● Job: Compute how many lines in the entries below contain "type", and output nothing but the number.

Start

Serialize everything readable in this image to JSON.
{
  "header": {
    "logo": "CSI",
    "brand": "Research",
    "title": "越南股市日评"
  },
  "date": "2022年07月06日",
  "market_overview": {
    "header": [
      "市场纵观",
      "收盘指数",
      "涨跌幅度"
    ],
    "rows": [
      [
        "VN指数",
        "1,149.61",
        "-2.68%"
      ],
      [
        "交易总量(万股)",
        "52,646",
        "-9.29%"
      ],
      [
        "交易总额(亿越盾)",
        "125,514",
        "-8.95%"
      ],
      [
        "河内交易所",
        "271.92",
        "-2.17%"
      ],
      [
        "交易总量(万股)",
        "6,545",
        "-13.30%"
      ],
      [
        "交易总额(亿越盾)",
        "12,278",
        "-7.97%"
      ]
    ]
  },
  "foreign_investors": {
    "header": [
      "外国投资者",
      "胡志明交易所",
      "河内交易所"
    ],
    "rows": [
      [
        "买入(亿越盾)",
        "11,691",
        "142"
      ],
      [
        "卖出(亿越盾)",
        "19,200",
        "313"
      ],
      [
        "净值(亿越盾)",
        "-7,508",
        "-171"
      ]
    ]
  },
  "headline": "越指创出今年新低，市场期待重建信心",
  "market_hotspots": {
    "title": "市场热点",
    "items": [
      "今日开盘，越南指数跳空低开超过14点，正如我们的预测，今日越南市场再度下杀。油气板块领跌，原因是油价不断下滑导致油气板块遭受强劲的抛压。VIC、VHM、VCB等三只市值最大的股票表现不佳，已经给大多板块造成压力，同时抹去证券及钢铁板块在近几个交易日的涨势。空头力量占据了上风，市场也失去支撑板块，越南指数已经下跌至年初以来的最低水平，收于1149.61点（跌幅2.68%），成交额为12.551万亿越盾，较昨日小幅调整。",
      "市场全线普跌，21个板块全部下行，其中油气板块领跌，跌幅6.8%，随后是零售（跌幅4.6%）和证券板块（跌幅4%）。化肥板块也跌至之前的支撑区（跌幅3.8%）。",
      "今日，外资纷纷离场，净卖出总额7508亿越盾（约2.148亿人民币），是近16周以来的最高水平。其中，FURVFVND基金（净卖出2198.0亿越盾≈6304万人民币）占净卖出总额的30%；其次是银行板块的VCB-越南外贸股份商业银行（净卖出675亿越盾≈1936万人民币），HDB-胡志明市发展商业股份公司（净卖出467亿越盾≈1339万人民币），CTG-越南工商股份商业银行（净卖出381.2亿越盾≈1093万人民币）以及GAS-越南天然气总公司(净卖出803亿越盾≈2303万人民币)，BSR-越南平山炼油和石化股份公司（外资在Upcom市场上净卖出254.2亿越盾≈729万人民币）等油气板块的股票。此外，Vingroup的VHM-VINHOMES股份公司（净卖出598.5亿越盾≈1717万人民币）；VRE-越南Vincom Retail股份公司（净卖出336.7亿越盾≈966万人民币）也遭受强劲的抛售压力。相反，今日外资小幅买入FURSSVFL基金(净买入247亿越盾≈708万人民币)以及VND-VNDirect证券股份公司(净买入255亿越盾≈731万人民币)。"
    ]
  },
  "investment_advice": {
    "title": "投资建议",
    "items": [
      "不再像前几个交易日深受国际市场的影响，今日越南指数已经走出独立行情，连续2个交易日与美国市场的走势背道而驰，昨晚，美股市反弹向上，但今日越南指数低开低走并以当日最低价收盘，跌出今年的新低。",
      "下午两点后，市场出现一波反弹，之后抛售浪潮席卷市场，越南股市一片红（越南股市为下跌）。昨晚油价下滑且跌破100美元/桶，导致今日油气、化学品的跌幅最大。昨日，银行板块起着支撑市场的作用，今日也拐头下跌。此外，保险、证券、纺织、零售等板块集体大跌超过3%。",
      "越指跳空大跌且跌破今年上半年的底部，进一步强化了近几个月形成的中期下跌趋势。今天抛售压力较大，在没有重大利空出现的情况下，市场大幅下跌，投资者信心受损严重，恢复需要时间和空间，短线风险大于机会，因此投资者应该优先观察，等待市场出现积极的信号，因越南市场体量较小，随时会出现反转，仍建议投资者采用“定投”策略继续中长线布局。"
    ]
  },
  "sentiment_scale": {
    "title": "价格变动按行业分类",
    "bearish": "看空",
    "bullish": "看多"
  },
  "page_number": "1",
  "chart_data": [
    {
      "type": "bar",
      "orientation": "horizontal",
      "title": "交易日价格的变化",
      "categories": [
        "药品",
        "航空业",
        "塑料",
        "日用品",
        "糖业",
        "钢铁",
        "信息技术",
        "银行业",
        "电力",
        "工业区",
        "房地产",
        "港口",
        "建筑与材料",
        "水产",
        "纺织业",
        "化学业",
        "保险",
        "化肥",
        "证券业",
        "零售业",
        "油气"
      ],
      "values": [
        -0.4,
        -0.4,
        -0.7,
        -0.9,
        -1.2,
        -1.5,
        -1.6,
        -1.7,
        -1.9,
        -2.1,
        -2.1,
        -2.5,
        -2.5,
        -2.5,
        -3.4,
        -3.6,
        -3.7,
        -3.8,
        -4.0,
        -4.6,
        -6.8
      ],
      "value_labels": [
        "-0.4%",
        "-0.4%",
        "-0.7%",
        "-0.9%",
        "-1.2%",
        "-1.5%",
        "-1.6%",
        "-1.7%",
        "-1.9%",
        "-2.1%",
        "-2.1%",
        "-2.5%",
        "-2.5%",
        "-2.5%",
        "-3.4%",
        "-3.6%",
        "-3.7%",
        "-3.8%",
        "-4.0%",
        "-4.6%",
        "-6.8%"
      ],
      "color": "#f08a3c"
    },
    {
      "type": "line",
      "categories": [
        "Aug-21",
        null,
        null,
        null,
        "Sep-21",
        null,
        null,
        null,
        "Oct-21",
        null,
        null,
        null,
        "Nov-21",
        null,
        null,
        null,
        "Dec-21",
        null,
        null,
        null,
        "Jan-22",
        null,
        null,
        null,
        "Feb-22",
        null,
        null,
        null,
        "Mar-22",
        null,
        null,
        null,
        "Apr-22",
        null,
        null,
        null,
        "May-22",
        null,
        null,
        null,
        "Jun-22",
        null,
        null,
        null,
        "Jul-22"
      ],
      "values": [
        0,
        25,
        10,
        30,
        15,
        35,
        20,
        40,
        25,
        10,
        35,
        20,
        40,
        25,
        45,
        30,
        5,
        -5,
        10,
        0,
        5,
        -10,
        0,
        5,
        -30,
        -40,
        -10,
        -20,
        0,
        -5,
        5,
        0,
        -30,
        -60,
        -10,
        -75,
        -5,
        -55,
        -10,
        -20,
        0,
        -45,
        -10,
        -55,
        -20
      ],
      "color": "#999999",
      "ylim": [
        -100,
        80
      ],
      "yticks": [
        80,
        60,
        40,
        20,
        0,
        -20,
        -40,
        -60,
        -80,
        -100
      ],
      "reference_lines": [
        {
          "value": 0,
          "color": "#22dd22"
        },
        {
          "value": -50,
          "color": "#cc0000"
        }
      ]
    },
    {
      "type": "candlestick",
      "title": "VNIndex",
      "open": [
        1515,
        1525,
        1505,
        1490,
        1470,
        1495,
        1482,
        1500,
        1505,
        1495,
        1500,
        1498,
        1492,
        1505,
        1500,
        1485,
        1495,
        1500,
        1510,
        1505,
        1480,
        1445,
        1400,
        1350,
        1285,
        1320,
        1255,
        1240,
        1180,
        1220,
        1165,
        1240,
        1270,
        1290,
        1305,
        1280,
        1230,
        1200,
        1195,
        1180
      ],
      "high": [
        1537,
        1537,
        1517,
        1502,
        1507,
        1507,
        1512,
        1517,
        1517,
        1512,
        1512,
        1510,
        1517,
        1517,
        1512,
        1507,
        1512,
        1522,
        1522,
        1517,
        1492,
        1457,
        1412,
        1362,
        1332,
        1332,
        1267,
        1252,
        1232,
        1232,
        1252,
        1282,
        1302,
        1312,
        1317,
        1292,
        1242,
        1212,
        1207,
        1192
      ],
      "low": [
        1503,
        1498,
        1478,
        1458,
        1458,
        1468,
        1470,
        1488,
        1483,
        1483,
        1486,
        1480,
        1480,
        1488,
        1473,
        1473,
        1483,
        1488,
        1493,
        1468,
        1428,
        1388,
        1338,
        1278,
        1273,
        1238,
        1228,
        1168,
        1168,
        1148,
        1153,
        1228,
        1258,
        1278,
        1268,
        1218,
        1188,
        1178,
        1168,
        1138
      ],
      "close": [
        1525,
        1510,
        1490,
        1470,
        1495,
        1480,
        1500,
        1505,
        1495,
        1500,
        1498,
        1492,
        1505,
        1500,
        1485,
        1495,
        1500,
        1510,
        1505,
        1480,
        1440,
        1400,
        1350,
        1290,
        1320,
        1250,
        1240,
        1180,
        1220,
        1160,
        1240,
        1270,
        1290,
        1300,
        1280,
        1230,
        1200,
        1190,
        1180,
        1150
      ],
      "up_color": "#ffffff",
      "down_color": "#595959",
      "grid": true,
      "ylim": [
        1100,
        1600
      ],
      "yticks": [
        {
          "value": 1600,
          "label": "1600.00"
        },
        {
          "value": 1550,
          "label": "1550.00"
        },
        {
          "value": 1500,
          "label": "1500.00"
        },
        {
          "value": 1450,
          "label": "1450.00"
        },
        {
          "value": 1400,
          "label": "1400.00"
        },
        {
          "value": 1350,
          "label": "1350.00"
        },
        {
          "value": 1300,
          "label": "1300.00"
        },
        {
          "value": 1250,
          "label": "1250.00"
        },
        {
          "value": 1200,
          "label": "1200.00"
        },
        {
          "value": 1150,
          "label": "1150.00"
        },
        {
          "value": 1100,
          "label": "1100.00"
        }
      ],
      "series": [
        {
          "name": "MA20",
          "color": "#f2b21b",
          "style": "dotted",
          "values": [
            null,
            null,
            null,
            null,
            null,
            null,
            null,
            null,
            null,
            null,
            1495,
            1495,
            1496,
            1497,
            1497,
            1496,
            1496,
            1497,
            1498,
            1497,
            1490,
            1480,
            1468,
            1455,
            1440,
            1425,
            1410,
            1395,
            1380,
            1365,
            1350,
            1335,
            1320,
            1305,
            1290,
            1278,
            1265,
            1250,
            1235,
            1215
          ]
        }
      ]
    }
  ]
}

End

● Solved exercise: 3